Jika kita perhatikan dari firman yang mulia ini, Allah Subhanahu wa Ta’ala telah menghubungkannya dengan berhala (kesyirikan), yang menunjukkan betapa besar dosa berkata-kata atau bersaksi dusta [24].
Dalam sebuah hadits Abu Bakrah Radhiyallahu ‘anhu, Rasulullah Shallallahu ‘alaihi wa sallam bersabda:
((أَلاَ أُنَبِّئُكُمْ بِأَكْبَرِ الْكَبَائِرِ؟)) ثَلاَثاً, قاَلُوْا: بَلَى يَا رَسُوْلَ اللهِ, قاَلَ: ((الإشْرَاكُ بِاللهِ, وَعُقُوْقُ الْوَالِدَيْنِ)), وَجَلَسَ, وَكَانَ مُتَّكِئاً, فَقَالَ: ((أَلاَ وَقَوْلَ الزُّوْرِ)), قَالَ: فَماَ زَالَ يُكَرِّرُهَا حَتىَّ قُلْنَا: لَيْتَهُ سَكَتَ.

§ **Baris Data**:
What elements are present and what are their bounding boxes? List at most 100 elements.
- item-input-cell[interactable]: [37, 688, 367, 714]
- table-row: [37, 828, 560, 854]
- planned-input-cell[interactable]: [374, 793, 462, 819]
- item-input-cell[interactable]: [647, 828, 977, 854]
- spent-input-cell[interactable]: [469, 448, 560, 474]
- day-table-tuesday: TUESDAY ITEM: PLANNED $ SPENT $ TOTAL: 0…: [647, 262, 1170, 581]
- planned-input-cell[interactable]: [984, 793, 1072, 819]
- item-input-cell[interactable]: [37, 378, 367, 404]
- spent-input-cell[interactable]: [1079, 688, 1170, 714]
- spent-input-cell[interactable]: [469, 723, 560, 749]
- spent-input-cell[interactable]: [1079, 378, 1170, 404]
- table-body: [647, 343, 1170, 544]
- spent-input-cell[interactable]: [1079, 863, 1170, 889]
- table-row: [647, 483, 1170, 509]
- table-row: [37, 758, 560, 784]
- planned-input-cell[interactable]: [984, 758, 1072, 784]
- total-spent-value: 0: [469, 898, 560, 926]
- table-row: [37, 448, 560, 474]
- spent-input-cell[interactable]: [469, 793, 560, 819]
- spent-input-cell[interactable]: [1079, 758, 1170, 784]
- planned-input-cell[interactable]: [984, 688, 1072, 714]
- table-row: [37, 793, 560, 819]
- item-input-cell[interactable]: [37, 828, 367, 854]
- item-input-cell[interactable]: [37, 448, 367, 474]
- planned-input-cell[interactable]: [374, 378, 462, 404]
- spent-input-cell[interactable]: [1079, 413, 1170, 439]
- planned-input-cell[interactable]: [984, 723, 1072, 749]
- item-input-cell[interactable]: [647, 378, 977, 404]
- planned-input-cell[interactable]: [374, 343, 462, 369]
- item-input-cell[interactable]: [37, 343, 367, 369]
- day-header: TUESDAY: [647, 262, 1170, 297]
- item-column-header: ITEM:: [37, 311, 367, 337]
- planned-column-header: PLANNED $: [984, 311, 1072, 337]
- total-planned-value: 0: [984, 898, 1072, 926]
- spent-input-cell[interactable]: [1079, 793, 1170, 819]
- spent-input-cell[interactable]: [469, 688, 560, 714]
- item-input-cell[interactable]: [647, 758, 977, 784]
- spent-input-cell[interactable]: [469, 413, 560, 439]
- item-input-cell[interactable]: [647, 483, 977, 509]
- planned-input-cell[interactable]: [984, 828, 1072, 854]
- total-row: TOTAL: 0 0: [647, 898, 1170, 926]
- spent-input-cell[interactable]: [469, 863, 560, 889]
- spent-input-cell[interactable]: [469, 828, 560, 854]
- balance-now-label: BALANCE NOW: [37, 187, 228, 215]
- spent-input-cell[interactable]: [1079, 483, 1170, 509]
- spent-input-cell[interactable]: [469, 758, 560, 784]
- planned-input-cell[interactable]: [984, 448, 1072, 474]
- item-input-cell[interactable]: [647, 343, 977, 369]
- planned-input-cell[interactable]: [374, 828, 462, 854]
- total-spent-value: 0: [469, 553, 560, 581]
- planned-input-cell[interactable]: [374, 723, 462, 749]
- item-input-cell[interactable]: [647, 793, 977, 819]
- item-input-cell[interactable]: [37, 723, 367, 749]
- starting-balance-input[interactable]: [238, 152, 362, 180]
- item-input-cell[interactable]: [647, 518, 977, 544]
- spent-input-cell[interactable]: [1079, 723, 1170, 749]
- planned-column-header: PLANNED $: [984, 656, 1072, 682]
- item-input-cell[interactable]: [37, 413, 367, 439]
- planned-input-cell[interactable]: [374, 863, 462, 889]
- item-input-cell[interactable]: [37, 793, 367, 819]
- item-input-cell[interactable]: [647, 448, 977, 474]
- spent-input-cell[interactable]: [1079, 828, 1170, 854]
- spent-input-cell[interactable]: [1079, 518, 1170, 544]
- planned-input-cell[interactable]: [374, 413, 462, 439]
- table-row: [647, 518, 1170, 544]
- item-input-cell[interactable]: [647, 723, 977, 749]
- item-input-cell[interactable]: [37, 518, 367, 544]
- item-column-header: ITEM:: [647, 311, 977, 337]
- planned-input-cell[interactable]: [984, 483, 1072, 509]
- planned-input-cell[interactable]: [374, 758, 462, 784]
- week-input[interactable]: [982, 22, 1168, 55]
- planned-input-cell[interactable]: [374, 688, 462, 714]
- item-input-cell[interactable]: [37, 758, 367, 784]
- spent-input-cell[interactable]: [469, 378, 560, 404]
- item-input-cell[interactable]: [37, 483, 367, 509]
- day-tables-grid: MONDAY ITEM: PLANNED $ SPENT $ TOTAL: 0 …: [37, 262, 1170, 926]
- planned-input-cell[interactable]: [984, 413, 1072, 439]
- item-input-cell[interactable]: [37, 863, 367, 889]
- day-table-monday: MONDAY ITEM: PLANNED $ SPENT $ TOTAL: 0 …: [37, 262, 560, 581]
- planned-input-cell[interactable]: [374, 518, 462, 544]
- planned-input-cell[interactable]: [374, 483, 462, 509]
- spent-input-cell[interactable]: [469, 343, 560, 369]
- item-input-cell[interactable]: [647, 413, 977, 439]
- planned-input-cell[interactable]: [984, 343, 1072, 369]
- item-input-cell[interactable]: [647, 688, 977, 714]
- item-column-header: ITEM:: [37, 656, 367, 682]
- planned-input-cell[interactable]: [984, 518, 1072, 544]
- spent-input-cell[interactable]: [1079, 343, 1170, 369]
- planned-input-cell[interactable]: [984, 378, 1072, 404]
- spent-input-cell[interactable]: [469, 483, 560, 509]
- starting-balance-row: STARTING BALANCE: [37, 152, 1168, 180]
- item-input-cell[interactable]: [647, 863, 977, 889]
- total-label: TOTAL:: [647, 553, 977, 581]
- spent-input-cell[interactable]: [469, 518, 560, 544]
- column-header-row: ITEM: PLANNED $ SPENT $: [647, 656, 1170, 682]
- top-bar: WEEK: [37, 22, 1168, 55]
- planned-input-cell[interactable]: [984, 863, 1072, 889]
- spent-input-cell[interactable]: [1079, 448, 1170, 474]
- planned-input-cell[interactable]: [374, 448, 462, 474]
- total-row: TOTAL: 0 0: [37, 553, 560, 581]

§ **Tugas untuk Dikerjakan**:
- 1) Dalam teks tentang dosa bersaksi dusta, siapa perawi hadits yang dikutip?
- 2) Salin persis bagian teks tentang dosa bersaksi dusta dari "Dalam sebuah hadits" sampai "قُلْنَا: لَيْتَهُ سَكَتَ.".

§ **Jawaban Tiap Tugas**:
- 1) Abu Bakrah Radhiyallahu ‘anhu.

- 2)
Dalam sebuah hadits Abu Bakrah Radhiyallahu ‘anhu, Rasulullah Shallallahu ‘alaihi wa sallam bersabda:
((أَلاَ أُنَبِّئُكُمْ بِأَكْبَرِ الْكَبَائِرِ؟)) ثَلاَثاً, قاَلُوْا: بَلَى يَا رَسُوْلَ اللهِ, قاَلَ: ((الإشْرَاكُ بِاللهِ, وَعُقُوْقُ الْوَالِدَيْنِ)), وَجَلَسَ, وَكَانَ مُتَّكِئاً, فَقَالَ: ((أَلاَ وَقَوْلَ الزُّوْرِ)), قَالَ: فَماَ زَالَ يُكَرِّرُهَا حَتىَّ قُلْنَا: لَيْتَهُ سَكَتَ.